* Short task
Set down the material below in full, matching it exactly.

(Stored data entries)
------------------------------------------------------------
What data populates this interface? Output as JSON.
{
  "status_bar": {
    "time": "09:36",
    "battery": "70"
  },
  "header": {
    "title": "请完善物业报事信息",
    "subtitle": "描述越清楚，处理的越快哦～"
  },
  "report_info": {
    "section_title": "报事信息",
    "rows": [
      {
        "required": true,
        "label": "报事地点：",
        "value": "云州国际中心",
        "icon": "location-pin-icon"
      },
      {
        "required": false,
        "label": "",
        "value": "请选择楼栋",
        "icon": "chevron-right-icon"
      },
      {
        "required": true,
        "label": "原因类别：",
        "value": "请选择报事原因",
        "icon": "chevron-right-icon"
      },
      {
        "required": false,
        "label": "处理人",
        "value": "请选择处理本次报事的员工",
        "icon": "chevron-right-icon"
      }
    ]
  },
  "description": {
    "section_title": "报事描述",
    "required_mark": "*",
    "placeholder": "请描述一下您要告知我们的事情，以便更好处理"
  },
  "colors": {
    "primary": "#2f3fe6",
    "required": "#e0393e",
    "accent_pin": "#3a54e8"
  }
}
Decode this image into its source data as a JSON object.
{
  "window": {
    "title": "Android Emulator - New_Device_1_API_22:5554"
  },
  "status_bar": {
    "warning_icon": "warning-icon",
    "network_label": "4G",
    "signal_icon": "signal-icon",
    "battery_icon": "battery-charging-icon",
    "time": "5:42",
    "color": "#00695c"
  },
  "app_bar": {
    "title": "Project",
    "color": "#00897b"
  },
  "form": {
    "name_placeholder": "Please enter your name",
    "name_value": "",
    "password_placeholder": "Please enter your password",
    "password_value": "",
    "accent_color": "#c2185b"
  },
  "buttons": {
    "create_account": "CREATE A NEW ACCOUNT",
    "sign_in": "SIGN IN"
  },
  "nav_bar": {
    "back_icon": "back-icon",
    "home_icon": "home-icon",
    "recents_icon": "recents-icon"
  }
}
------------------------------------------------------------
* Exercise result
What data populates this interface? Output as JSON.
{
  "status_bar": {
    "time": "09:36",
    "battery": "70"
  },
  "header": {
    "title": "请完善物业报事信息",
    "subtitle": "描述越清楚，处理的越快哦～"
  },
  "report_info": {
    "section_title": "报事信息",
    "rows": [
      {
        "required": true,
        "label": "报事地点：",
        "value": "云州国际中心",
        "icon": "location-pin-icon"
      },
      {
        "required": false,
        "label": "",
        "value": "请选择楼栋",
        "icon": "chevron-right-icon"
      },
      {
        "required": true,
        "label": "原因类别：",
        "value": "请选择报事原因",
        "icon": "chevron-right-icon"
      },
      {
        "required": false,
        "label": "处理人",
        "value": "请选择处理本次报事的员工",
        "icon": "chevron-right-icon"
      }
    ]
  },
  "description": {
    "section_title": "报事描述",
    "required_mark": "*",
    "placeholder": "请描述一下您要告知我们的事情，以便更好处理"
  },
  "colors": {
    "primary": "#2f3fe6",
    "required": "#e0393e",
    "accent_pin": "#3a54e8"
  }
}
Decode this image into its source data as a JSON object.
{
  "window": {
    "title": "Android Emulator - New_Device_1_API_22:5554"
  },
  "status_bar": {
    "warning_icon": "warning-icon",
    "network_label": "4G",
    "signal_icon": "signal-icon",
    "battery_icon": "battery-charging-icon",
    "time": "5:42",
    "color": "#00695c"
  },
  "app_bar": {
    "title": "Project",
    "color": "#00897b"
  },
  "form": {
    "name_placeholder": "Please enter your name",
    "name_value": "",
    "password_placeholder": "Please enter your password",
    "password_value": "",
    "accent_color": "#c2185b"
  },
  "buttons": {
    "create_account": "CREATE A NEW ACCOUNT",
    "sign_in": "SIGN IN"
  },
  "nav_bar": {
    "back_icon": "back-icon",
    "home_icon": "home-icon",
    "recents_icon": "recents-icon"
  }
}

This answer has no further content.